Write out each line that follows exactly as it stands, without the pictures.

_Items_
※
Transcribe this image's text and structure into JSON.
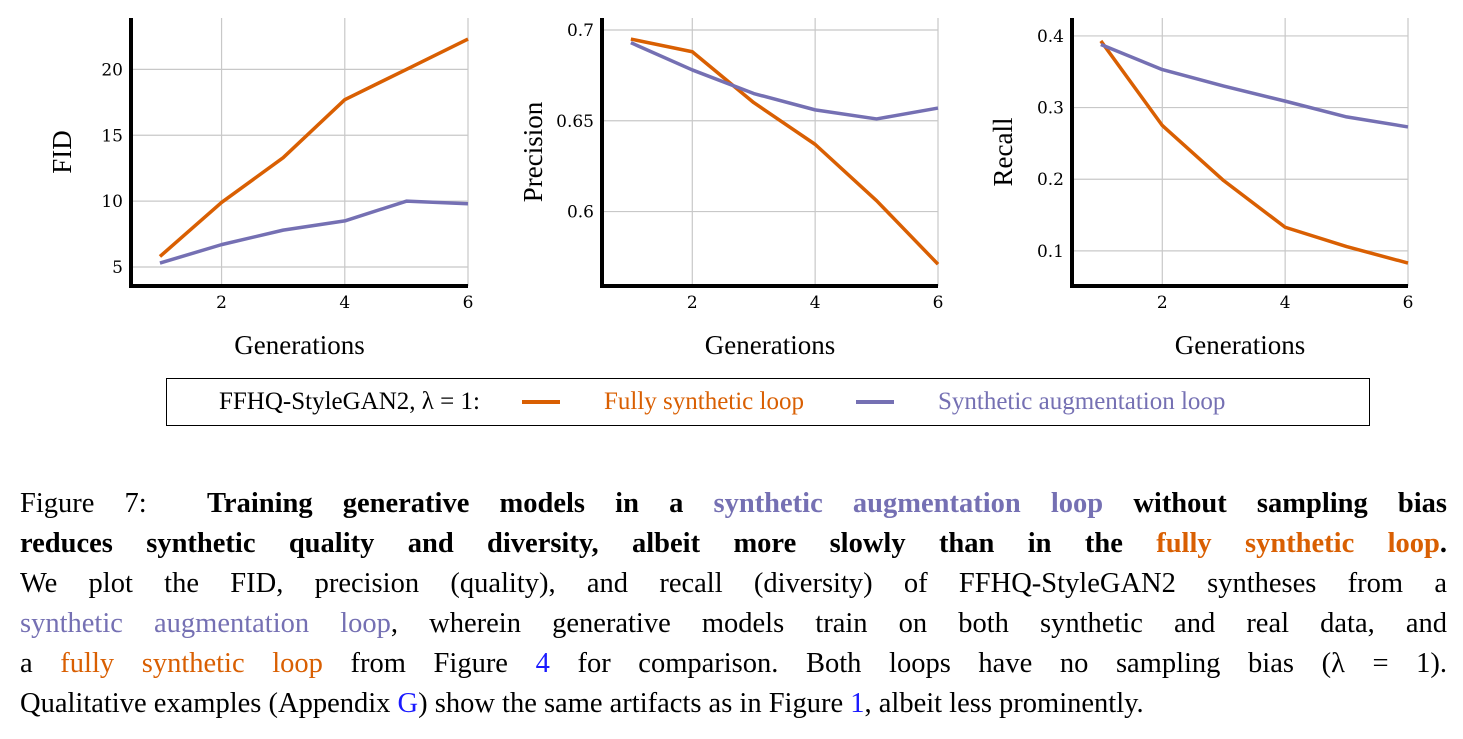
{
  "colors": {
    "fully_synthetic": "#D95F02",
    "augmentation": "#7570B3",
    "link": "#1a1aff"
  },
  "chart_data": [
    {
      "type": "line",
      "xlabel": "Generations",
      "ylabel": "FID",
      "x": [
        1,
        2,
        3,
        4,
        5,
        6
      ],
      "xlim": [
        0.53,
        6
      ],
      "ylim": [
        3.56,
        23.9
      ],
      "xticks": [
        2,
        4,
        6
      ],
      "yticks": [
        5,
        10,
        15,
        20
      ],
      "grid": true,
      "series": [
        {
          "name": "Fully synthetic loop",
          "values": [
            5.8,
            9.9,
            13.3,
            17.7,
            20.0,
            22.3
          ]
        },
        {
          "name": "Synthetic augmentation loop",
          "values": [
            5.3,
            6.7,
            7.8,
            8.5,
            10.0,
            9.8
          ]
        }
      ]
    },
    {
      "type": "line",
      "xlabel": "Generations",
      "ylabel": "Precision",
      "x": [
        1,
        2,
        3,
        4,
        5,
        6
      ],
      "xlim": [
        0.53,
        6
      ],
      "ylim": [
        0.559,
        0.7066
      ],
      "xticks": [
        2,
        4,
        6
      ],
      "yticks": [
        0.6,
        0.65,
        0.7
      ],
      "grid": true,
      "series": [
        {
          "name": "Fully synthetic loop",
          "values": [
            0.695,
            0.688,
            0.66,
            0.637,
            0.606,
            0.571
          ]
        },
        {
          "name": "Synthetic augmentation loop",
          "values": [
            0.693,
            0.678,
            0.665,
            0.656,
            0.651,
            0.657
          ]
        }
      ]
    },
    {
      "type": "line",
      "xlabel": "Generations",
      "ylabel": "Recall",
      "x": [
        1,
        2,
        3,
        4,
        5,
        6
      ],
      "xlim": [
        0.53,
        6
      ],
      "ylim": [
        0.051,
        0.425
      ],
      "xticks": [
        2,
        4,
        6
      ],
      "yticks": [
        0.1,
        0.2,
        0.3,
        0.4
      ],
      "grid": true,
      "series": [
        {
          "name": "Fully synthetic loop",
          "values": [
            0.393,
            0.275,
            0.198,
            0.133,
            0.106,
            0.083
          ]
        },
        {
          "name": "Synthetic augmentation loop",
          "values": [
            0.388,
            0.353,
            0.33,
            0.309,
            0.287,
            0.273
          ]
        }
      ]
    }
  ],
  "legend": {
    "prefix": "FFHQ-StyleGAN2, λ = 1:",
    "items": [
      "Fully synthetic loop",
      "Synthetic augmentation loop"
    ],
    "placement": "bottom"
  },
  "caption": {
    "label": "Figure 7:",
    "b1": "Training generative models in a",
    "b_aug": "synthetic augmentation loop",
    "b2": "without sampling bias",
    "b3": "reduces synthetic quality and diversity, albeit more slowly than in the",
    "b_full": "fully synthetic loop",
    "b4": ".",
    "t1": "We plot the FID, precision (quality), and recall (diversity) of FFHQ-StyleGAN2 syntheses from a",
    "t_aug": "synthetic augmentation loop",
    "t2": ", wherein generative models train on both synthetic and real data, and",
    "t3": "a",
    "t_full": "fully synthetic loop",
    "t4": "from Figure",
    "ref4": "4",
    "t5": "for comparison.  Both loops have no sampling bias (λ = 1).",
    "t6": "Qualitative examples (Appendix",
    "refG": "G",
    "t7": ") show the same artifacts as in Figure",
    "ref1": "1",
    "t8": ", albeit less prominently."
  }
}
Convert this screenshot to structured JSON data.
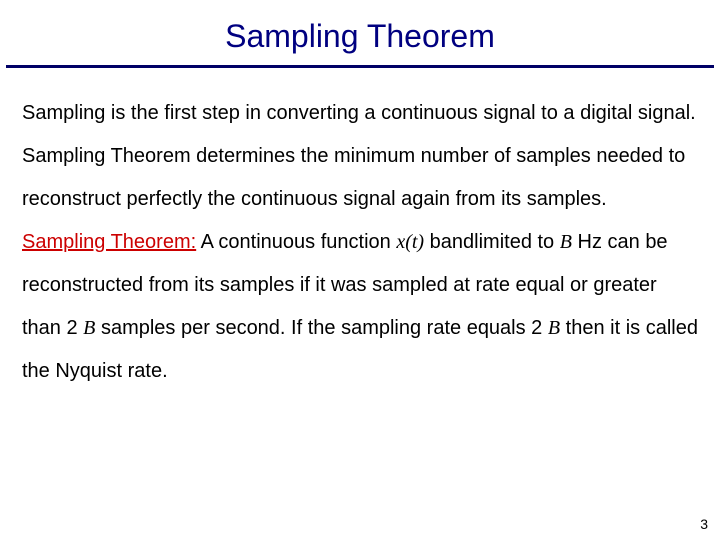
※
_Exercise result_
Transcribe this image's text and structure into JSON.
{
  "colors": {
    "fully_synthetic": "#D95F02",
    "augmentation": "#7570B3",
    "link": "#1a1aff"
  },
  "chart_data": [
    {
      "type": "line",
      "xlabel": "Generations",
      "ylabel": "FID",
      "x": [
        1,
        2,
        3,
        4,
        5,
        6
      ],
      "xlim": [
        0.53,
        6
      ],
      "ylim": [
        3.56,
        23.9
      ],
      "xticks": [
        2,
        4,
        6
      ],
      "yticks": [
        5,
        10,
        15,
        20
      ],
      "grid": true,
      "series": [
        {
          "name": "Fully synthetic loop",
          "values": [
            5.8,
            9.9,
            13.3,
            17.7,
            20.0,
            22.3
          ]
        },
        {
          "name": "Synthetic augmentation loop",
          "values": [
            5.3,
            6.7,
            7.8,
            8.5,
            10.0,
            9.8
          ]
        }
      ]
    },
    {
      "type": "line",
      "xlabel": "Generations",
      "ylabel": "Precision",
      "x": [
        1,
        2,
        3,
        4,
        5,
        6
      ],
      "xlim": [
        0.53,
        6
      ],
      "ylim": [
        0.559,
        0.7066
      ],
      "xticks": [
        2,
        4,
        6
      ],
      "yticks": [
        0.6,
        0.65,
        0.7
      ],
      "grid": true,
      "series": [
        {
          "name": "Fully synthetic loop",
          "values": [
            0.695,
            0.688,
            0.66,
            0.637,
            0.606,
            0.571
          ]
        },
        {
          "name": "Synthetic augmentation loop",
          "values": [
            0.693,
            0.678,
            0.665,
            0.656,
            0.651,
            0.657
          ]
        }
      ]
    },
    {
      "type": "line",
      "xlabel": "Generations",
      "ylabel": "Recall",
      "x": [
        1,
        2,
        3,
        4,
        5,
        6
      ],
      "xlim": [
        0.53,
        6
      ],
      "ylim": [
        0.051,
        0.425
      ],
      "xticks": [
        2,
        4,
        6
      ],
      "yticks": [
        0.1,
        0.2,
        0.3,
        0.4
      ],
      "grid": true,
      "series": [
        {
          "name": "Fully synthetic loop",
          "values": [
            0.393,
            0.275,
            0.198,
            0.133,
            0.106,
            0.083
          ]
        },
        {
          "name": "Synthetic augmentation loop",
          "values": [
            0.388,
            0.353,
            0.33,
            0.309,
            0.287,
            0.273
          ]
        }
      ]
    }
  ],
  "legend": {
    "prefix": "FFHQ-StyleGAN2, λ = 1:",
    "items": [
      "Fully synthetic loop",
      "Synthetic augmentation loop"
    ],
    "placement": "bottom"
  },
  "caption": {
    "label": "Figure 7:",
    "b1": "Training generative models in a",
    "b_aug": "synthetic augmentation loop",
    "b2": "without sampling bias",
    "b3": "reduces synthetic quality and diversity, albeit more slowly than in the",
    "b_full": "fully synthetic loop",
    "b4": ".",
    "t1": "We plot the FID, precision (quality), and recall (diversity) of FFHQ-StyleGAN2 syntheses from a",
    "t_aug": "synthetic augmentation loop",
    "t2": ", wherein generative models train on both synthetic and real data, and",
    "t3": "a",
    "t_full": "fully synthetic loop",
    "t4": "from Figure",
    "ref4": "4",
    "t5": "for comparison.  Both loops have no sampling bias (λ = 1).",
    "t6": "Qualitative examples (Appendix",
    "refG": "G",
    "t7": ") show the same artifacts as in Figure",
    "ref1": "1",
    "t8": ", albeit less prominently."
  }
}
Convert this screenshot to structured JSON data.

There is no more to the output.